* _Material for this task_:

(begin)

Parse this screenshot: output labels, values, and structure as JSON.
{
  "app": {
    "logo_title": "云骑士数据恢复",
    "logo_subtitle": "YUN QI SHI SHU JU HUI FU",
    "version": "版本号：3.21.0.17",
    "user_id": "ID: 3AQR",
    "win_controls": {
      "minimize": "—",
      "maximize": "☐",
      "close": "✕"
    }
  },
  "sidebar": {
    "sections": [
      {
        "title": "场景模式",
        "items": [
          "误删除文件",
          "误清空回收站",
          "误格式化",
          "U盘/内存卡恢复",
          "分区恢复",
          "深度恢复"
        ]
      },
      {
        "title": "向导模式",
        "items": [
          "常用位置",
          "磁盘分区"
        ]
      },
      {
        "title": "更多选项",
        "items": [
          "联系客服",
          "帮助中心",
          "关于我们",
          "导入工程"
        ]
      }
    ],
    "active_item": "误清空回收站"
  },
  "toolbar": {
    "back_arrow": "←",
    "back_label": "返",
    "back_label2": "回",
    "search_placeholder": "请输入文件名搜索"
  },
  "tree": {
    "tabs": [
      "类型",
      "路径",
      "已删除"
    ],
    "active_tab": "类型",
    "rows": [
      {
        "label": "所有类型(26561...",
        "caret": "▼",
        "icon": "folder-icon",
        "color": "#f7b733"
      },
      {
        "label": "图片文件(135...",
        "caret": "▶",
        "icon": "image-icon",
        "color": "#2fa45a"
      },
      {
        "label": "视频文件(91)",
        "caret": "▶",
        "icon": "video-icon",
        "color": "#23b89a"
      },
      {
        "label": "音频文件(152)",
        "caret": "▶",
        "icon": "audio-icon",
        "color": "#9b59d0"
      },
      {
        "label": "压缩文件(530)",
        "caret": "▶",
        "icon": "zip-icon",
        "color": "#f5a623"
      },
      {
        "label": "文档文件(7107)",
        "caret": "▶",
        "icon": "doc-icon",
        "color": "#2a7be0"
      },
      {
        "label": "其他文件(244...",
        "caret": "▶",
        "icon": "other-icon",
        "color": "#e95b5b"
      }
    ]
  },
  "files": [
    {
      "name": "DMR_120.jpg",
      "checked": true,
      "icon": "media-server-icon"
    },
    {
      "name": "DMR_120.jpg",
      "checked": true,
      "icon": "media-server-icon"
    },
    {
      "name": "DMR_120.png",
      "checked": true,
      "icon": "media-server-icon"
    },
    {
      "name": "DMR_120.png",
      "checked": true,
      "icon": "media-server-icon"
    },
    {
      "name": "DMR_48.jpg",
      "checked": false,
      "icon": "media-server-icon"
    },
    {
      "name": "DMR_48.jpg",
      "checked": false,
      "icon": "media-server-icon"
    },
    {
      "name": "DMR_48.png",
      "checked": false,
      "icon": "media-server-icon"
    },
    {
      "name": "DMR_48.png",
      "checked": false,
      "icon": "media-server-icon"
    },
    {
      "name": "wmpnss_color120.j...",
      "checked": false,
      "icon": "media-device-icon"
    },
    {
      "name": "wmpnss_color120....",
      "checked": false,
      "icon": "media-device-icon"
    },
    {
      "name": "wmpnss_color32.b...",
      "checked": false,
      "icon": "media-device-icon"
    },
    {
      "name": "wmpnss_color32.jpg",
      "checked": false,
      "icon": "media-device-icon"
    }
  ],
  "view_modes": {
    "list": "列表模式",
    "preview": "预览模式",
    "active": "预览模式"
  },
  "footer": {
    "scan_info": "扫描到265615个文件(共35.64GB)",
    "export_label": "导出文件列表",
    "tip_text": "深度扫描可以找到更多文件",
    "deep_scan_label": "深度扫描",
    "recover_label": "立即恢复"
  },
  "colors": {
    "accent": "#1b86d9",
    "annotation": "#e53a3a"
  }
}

(end)

Transcribe the material above in its entirety. Match it exactly.

Parse this screenshot: output labels, values, and structure as JSON.
{
  "app": {
    "logo_title": "云骑士数据恢复",
    "logo_subtitle": "YUN QI SHI SHU JU HUI FU",
    "version": "版本号：3.21.0.17",
    "user_id": "ID: 3AQR",
    "win_controls": {
      "minimize": "—",
      "maximize": "☐",
      "close": "✕"
    }
  },
  "sidebar": {
    "sections": [
      {
        "title": "场景模式",
        "items": [
          "误删除文件",
          "误清空回收站",
          "误格式化",
          "U盘/内存卡恢复",
          "分区恢复",
          "深度恢复"
        ]
      },
      {
        "title": "向导模式",
        "items": [
          "常用位置",
          "磁盘分区"
        ]
      },
      {
        "title": "更多选项",
        "items": [
          "联系客服",
          "帮助中心",
          "关于我们",
          "导入工程"
        ]
      }
    ],
    "active_item": "误清空回收站"
  },
  "toolbar": {
    "back_arrow": "←",
    "back_label": "返",
    "back_label2": "回",
    "search_placeholder": "请输入文件名搜索"
  },
  "tree": {
    "tabs": [
      "类型",
      "路径",
      "已删除"
    ],
    "active_tab": "类型",
    "rows": [
      {
        "label": "所有类型(26561...",
        "caret": "▼",
        "icon": "folder-icon",
        "color": "#f7b733"
      },
      {
        "label": "图片文件(135...",
        "caret": "▶",
        "icon": "image-icon",
        "color": "#2fa45a"
      },
      {
        "label": "视频文件(91)",
        "caret": "▶",
        "icon": "video-icon",
        "color": "#23b89a"
      },
      {
        "label": "音频文件(152)",
        "caret": "▶",
        "icon": "audio-icon",
        "color": "#9b59d0"
      },
      {
        "label": "压缩文件(530)",
        "caret": "▶",
        "icon": "zip-icon",
        "color": "#f5a623"
      },
      {
        "label": "文档文件(7107)",
        "caret": "▶",
        "icon": "doc-icon",
        "color": "#2a7be0"
      },
      {
        "label": "其他文件(244...",
        "caret": "▶",
        "icon": "other-icon",
        "color": "#e95b5b"
      }
    ]
  },
  "files": [
    {
      "name": "DMR_120.jpg",
      "checked": true,
      "icon": "media-server-icon"
    },
    {
      "name": "DMR_120.jpg",
      "checked": true,
      "icon": "media-server-icon"
    },
    {
      "name": "DMR_120.png",
      "checked": true,
      "icon": "media-server-icon"
    },
    {
      "name": "DMR_120.png",
      "checked": true,
      "icon": "media-server-icon"
    },
    {
      "name": "DMR_48.jpg",
      "checked": false,
      "icon": "media-server-icon"
    },
    {
      "name": "DMR_48.jpg",
      "checked": false,
      "icon": "media-server-icon"
    },
    {
      "name": "DMR_48.png",
      "checked": false,
      "icon": "media-server-icon"
    },
    {
      "name": "DMR_48.png",
      "checked": false,
      "icon": "media-server-icon"
    },
    {
      "name": "wmpnss_color120.j...",
      "checked": false,
      "icon": "media-device-icon"
    },
    {
      "name": "wmpnss_color120....",
      "checked": false,
      "icon": "media-device-icon"
    },
    {
      "name": "wmpnss_color32.b...",
      "checked": false,
      "icon": "media-device-icon"
    },
    {
      "name": "wmpnss_color32.jpg",
      "checked": false,
      "icon": "media-device-icon"
    }
  ],
  "view_modes": {
    "list": "列表模式",
    "preview": "预览模式",
    "active": "预览模式"
  },
  "footer": {
    "scan_info": "扫描到265615个文件(共35.64GB)",
    "export_label": "导出文件列表",
    "tip_text": "深度扫描可以找到更多文件",
    "deep_scan_label": "深度扫描",
    "recover_label": "立即恢复"
  },
  "colors": {
    "accent": "#1b86d9",
    "annotation": "#e53a3a"
  }
}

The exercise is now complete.